• [Text]:
= = = =

Weihbischof Matthäus Karrer setzt sich dazu

So schnappt sich Karrer einen Stuhl vom Außenbereich und setzt sich mit an einen Tisch im ansonsten vollbesetzten Gastraum. Nebenan unterhalten sich einige Frauen um die 60 Jahre alt angeregt. Sie sind aus der Ukraine geflüchtet. Svitlana Riabchuk stammt aus Bucha, etwa 20 Kilometer vor Kiew. Die grausamen Bilder vom Vorrücken der russischen Truppen in dem Ort bei Kriegsbeginn gingen um die Welt. Die Journalistin harrte einige Wochen in einem Keller aus, bevor sie einen Korridor zur Flucht nutzen konnte. Inzwischen fand sie eine Wohnung in Amtzell und hat in Wangen die B1-Deutschprüfung abgelegt. Das Ergebnis steht noch aus, aber sie hilft anderen bereits beim Übersetzen und Schreiben.

Nach der Eröffnung des Neubaus an der Wilhelmstraße im Jahr 2018 seien die Präsenzzeiten im Café noch nicht so verlässlich gewesen, berichtet Michael Schindler. Der Pastoralreferent leitet aktuell das Haus der katholischen Kirche. Seit dem Neustart nach Corona gibt es feste Zeiten von Dienstag bis Samstag. 25 Ehrenamtliche heißen inzwischen etwa 250 Gäste wöchentlich willkommen. Das liege auch daran, dass die Seelsorgeeinheit Ravensburg-Mitte zusammen mit der Stadt und der Diakonie bereits im April letzten Jahres dort Begegnungsmöglichkeiten und Hilfsangebote mit Übersetzung für Geflüchtete aus der Ukraine geschaffen habe, erklärt Schindler.

Ein offenes Haus mitten in der Stadt

Adolf Lau sitzt auf dem Barhocker an der Theke. Er wohnt ganz in der Nähe und ist während der Öffnungstage fast immer Gast in der Ansprechbar. Er habe auch vorübergehend einen Geflüchteten aus der Ukraine bei sich aufgenommen und bemühe sich gerade mit ihm eine bezahlbare Wohnung zu finden, erzählt er. Heute unterhält sich Lau mit George. Der zwölfjährige Georgier lebt seit einem Jahr in Ravensburg, spricht bereits gut Deutsch und spielt gerne Fußball. Der Realschüler trinkt dabei seinen Kakao mit Sahne. Zur AnsprechBar kam er über seine Mutter, die seit kurzem dort im Team mitarbeitet. Außerhalb der Ferien nutzen auch andere Schüler:innen das Angebot.

Monika Braun, gewählte Vorsitzende des Kirchengemeinderats Liebfrauen, hat an dem Konzept des Hauses der katholischen Kirche mitgewirkt. "Hier sollen alle kommen dürfen, die ein Gespräch brauchen und die einsam sind", sei die Idee gewesen. Die AnsprechBar sei da nur ein Baustein. Auch Vorträge und Bildungsveranstaltungen würden gut angenommen. Donnerstags haben Mitarbeiter:innen von "Orte des Zuhörens" ein offenes Ohr für die Gäste des Cafés. Mit Aktionen wie "Cocktails zur Marktzeit" oder einem "fairen Straßenfrühstück" suche das Haus neue Wege und externe Partner, um etwas für die Menschen in der Stadt quer durch die Milieus zu bieten.

= = = =

• [Daten zur Auswertung]:
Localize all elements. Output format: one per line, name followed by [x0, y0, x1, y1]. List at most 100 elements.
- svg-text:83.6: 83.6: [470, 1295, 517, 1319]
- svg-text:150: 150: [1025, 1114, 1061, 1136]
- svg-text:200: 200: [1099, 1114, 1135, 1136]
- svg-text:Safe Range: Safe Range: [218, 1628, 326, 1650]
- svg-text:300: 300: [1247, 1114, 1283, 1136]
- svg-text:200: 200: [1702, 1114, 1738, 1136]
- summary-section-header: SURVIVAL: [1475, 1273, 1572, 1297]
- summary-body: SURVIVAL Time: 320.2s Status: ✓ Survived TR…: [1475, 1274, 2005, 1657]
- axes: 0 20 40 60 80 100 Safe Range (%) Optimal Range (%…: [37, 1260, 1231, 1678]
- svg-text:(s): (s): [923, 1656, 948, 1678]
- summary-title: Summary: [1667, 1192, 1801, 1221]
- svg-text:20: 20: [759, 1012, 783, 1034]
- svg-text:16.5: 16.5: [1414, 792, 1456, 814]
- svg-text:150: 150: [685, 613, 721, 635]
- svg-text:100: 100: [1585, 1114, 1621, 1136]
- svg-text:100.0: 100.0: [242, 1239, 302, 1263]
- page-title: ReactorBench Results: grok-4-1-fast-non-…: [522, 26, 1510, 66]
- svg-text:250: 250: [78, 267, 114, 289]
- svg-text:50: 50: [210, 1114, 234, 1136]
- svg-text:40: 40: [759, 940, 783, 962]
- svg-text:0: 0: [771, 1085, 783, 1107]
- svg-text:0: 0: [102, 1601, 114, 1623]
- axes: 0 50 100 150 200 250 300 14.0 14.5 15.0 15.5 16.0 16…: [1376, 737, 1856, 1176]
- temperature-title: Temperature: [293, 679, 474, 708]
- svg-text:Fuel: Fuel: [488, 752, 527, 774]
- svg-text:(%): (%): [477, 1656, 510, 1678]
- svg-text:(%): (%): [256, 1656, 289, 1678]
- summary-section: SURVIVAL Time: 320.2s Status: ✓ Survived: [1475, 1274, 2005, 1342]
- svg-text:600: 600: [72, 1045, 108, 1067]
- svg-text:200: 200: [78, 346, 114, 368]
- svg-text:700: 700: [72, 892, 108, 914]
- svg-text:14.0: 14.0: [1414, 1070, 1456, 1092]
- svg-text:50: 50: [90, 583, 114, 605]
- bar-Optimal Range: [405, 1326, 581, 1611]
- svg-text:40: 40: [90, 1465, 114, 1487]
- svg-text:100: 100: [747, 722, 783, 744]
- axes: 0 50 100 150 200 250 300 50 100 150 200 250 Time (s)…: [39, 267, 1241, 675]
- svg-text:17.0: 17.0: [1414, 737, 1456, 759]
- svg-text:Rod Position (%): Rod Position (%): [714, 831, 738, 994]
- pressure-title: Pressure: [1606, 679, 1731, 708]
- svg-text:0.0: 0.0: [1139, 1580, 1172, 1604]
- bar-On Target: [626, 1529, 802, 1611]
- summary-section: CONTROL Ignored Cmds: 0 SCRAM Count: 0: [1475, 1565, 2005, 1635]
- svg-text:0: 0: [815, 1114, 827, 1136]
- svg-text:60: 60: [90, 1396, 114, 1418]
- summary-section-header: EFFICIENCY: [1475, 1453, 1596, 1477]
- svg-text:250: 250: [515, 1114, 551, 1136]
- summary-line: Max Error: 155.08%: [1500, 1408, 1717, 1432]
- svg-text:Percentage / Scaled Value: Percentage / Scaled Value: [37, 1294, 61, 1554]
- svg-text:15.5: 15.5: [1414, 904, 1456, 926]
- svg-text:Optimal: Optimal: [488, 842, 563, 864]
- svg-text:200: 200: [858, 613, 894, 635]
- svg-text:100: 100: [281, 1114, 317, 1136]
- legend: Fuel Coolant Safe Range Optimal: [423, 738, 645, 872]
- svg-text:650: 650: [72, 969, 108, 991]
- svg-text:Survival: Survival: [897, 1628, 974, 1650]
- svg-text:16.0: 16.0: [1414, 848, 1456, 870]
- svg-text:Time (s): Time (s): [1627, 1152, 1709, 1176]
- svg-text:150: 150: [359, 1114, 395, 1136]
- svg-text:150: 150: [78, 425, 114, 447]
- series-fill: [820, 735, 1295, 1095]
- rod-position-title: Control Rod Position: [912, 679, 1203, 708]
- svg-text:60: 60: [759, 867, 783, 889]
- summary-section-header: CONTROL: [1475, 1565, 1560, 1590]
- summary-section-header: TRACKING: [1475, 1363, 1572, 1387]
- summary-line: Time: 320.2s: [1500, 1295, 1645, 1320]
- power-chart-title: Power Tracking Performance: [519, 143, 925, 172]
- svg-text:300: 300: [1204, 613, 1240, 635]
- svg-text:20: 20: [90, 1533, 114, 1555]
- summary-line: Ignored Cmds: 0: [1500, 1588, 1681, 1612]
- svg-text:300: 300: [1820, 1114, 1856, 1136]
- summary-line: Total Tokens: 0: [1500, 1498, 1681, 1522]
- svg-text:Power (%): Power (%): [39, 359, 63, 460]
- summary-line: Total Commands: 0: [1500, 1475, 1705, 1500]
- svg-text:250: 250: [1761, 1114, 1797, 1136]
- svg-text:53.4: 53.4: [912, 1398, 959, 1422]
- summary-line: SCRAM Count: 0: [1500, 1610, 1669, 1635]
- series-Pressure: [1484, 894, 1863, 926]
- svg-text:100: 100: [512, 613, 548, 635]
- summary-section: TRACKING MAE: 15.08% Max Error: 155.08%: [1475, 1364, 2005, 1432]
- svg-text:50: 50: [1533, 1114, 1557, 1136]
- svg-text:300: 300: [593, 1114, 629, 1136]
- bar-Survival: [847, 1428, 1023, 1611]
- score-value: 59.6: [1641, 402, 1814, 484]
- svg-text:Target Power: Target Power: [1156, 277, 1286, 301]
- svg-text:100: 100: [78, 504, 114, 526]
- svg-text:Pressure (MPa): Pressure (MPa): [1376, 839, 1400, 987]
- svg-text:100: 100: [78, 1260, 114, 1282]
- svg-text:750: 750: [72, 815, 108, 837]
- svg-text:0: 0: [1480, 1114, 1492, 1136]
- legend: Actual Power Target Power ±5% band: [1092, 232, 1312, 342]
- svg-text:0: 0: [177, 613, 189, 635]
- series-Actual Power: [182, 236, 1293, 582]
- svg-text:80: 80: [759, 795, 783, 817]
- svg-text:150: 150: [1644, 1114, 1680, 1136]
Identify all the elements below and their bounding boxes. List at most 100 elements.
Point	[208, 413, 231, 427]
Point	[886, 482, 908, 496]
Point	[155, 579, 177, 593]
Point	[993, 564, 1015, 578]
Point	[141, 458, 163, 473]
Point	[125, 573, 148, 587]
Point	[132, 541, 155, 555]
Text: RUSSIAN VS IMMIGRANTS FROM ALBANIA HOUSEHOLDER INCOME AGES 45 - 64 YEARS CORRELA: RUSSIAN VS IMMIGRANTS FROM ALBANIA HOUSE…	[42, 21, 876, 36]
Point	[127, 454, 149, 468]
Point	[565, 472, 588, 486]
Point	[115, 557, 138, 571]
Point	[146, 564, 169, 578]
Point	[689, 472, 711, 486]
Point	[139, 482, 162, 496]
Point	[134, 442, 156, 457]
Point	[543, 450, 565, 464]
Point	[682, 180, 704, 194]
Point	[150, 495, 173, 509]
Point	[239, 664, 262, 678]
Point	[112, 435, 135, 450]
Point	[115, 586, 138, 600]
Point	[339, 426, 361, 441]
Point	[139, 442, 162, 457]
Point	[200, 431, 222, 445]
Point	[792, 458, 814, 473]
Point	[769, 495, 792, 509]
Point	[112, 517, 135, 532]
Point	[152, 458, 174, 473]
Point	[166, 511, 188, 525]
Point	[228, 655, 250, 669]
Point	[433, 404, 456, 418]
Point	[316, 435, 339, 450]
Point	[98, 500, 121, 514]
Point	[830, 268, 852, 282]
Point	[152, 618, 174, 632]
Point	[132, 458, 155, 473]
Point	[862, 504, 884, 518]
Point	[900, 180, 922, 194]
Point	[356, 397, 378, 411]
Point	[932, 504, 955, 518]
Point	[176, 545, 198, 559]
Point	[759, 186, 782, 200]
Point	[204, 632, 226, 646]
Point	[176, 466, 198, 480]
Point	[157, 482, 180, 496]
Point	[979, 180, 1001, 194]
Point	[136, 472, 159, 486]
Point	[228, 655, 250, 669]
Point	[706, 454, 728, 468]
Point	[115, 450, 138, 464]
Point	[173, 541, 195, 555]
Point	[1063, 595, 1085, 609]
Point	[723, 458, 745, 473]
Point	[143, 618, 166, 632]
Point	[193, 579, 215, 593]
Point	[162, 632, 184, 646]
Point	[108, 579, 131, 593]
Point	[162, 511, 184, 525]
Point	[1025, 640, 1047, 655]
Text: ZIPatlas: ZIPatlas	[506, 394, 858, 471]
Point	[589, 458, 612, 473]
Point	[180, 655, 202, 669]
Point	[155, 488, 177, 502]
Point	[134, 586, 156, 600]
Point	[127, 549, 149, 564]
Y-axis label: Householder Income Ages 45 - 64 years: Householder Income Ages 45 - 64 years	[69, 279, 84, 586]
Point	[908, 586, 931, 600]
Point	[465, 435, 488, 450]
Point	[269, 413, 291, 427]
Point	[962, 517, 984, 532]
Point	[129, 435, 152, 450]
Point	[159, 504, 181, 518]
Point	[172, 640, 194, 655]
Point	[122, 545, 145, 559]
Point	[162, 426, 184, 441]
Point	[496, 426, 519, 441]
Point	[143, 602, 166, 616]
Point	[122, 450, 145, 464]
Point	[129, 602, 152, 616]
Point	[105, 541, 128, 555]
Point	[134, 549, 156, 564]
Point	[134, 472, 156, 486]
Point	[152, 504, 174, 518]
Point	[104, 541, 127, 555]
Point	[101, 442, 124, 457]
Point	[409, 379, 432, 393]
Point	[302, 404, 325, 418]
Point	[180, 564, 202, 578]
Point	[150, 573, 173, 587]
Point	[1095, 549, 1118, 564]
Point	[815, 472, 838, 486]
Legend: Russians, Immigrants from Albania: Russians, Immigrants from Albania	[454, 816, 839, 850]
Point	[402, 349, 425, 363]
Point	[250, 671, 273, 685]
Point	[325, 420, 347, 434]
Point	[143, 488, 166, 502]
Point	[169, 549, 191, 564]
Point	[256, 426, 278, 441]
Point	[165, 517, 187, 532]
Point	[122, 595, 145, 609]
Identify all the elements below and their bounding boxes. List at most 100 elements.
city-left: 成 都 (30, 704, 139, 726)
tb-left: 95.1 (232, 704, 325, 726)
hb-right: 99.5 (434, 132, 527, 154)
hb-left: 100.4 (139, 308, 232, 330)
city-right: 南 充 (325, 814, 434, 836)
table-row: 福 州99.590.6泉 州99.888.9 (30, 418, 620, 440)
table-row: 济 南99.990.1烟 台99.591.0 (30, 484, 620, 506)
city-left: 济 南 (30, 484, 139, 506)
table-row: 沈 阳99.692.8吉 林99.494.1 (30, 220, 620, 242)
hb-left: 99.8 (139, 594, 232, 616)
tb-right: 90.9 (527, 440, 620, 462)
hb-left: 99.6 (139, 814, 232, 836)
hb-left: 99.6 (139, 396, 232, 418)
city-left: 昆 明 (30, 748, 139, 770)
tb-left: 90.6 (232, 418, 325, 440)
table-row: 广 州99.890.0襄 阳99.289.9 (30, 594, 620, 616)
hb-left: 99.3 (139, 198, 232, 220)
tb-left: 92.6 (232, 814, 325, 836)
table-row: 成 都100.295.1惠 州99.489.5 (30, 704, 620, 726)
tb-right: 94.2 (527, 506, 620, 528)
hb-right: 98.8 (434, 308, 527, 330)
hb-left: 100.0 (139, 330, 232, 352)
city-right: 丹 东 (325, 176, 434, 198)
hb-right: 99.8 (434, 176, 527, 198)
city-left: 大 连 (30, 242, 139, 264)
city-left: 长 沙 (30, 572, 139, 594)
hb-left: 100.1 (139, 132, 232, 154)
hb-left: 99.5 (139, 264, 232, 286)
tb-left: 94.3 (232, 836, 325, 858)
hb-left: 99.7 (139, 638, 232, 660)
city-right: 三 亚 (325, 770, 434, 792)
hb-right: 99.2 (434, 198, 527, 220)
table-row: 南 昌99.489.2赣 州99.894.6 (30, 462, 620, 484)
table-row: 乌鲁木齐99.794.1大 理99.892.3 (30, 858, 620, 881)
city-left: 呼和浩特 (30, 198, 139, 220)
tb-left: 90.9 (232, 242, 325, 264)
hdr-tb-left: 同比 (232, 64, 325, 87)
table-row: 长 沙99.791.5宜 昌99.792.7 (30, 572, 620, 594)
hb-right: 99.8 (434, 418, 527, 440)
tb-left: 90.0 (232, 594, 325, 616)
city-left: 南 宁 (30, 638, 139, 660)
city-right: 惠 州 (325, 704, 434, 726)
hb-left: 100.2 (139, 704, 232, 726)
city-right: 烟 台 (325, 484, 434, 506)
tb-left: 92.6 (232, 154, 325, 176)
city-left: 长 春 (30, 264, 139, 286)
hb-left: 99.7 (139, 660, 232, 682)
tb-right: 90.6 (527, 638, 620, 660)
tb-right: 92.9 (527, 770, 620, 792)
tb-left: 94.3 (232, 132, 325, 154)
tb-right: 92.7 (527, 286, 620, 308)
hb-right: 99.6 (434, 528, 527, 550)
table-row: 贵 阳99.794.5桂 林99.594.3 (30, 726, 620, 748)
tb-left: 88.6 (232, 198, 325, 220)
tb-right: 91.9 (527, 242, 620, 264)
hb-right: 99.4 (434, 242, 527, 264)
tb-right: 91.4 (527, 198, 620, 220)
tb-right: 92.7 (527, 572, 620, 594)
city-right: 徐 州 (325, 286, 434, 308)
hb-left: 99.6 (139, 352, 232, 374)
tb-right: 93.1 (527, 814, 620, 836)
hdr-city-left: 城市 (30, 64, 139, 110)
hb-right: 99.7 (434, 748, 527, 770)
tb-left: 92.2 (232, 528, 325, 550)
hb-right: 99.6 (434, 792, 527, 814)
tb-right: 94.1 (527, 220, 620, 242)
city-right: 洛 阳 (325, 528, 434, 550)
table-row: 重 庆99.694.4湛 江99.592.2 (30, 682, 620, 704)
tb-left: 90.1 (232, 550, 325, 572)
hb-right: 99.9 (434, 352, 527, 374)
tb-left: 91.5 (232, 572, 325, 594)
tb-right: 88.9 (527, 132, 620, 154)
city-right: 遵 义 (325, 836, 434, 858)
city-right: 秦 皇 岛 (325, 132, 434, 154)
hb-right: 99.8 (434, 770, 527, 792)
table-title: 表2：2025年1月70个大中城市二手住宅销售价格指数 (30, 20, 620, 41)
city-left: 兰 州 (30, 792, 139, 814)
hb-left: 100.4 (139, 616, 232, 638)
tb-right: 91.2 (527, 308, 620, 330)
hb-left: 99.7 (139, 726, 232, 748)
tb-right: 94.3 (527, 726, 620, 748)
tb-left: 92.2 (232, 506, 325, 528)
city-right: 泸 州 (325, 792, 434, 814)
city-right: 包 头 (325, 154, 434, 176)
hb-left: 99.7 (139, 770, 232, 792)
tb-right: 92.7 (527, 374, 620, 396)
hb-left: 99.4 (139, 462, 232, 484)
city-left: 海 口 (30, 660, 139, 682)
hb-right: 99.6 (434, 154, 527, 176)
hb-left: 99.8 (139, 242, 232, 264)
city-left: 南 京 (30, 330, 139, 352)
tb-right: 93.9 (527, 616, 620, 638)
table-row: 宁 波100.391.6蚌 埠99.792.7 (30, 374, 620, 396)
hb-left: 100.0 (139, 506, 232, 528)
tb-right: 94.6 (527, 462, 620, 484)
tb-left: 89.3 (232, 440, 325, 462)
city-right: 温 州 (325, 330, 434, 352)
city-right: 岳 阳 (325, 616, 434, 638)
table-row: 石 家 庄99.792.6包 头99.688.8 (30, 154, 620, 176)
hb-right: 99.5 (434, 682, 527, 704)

= = = =

• [Aufgabe 1]: Schreib alle Personen auf, die im Text über die AnsprechBar mit Namen vorkommen.
• [Aufgabe 2]:
Beantworte mit dem Text über die AnsprechBar diese Fragen kurz:
(a) Wo hat Svitlana Riabchuk die B1-Deutschprüfung abgelegt?
(b) Wie viele Ehrenamtliche heißen inzwischen die Gäste im Café willkommen?
(c) An welchem Tag haben Mitarbeiter:innen von "Orte des Zuhörens" ein offenes Ohr für die Gäste?

• [Lösung 1]:
- Matthäus Karrer
- Svitlana Riabchuk
- Michael Schindler
- Adolf Lau
- George
- Monika Braun

• [Lösung 2]:
(a) In Wangen.
(b) 25.
(c) Am Donnerstag.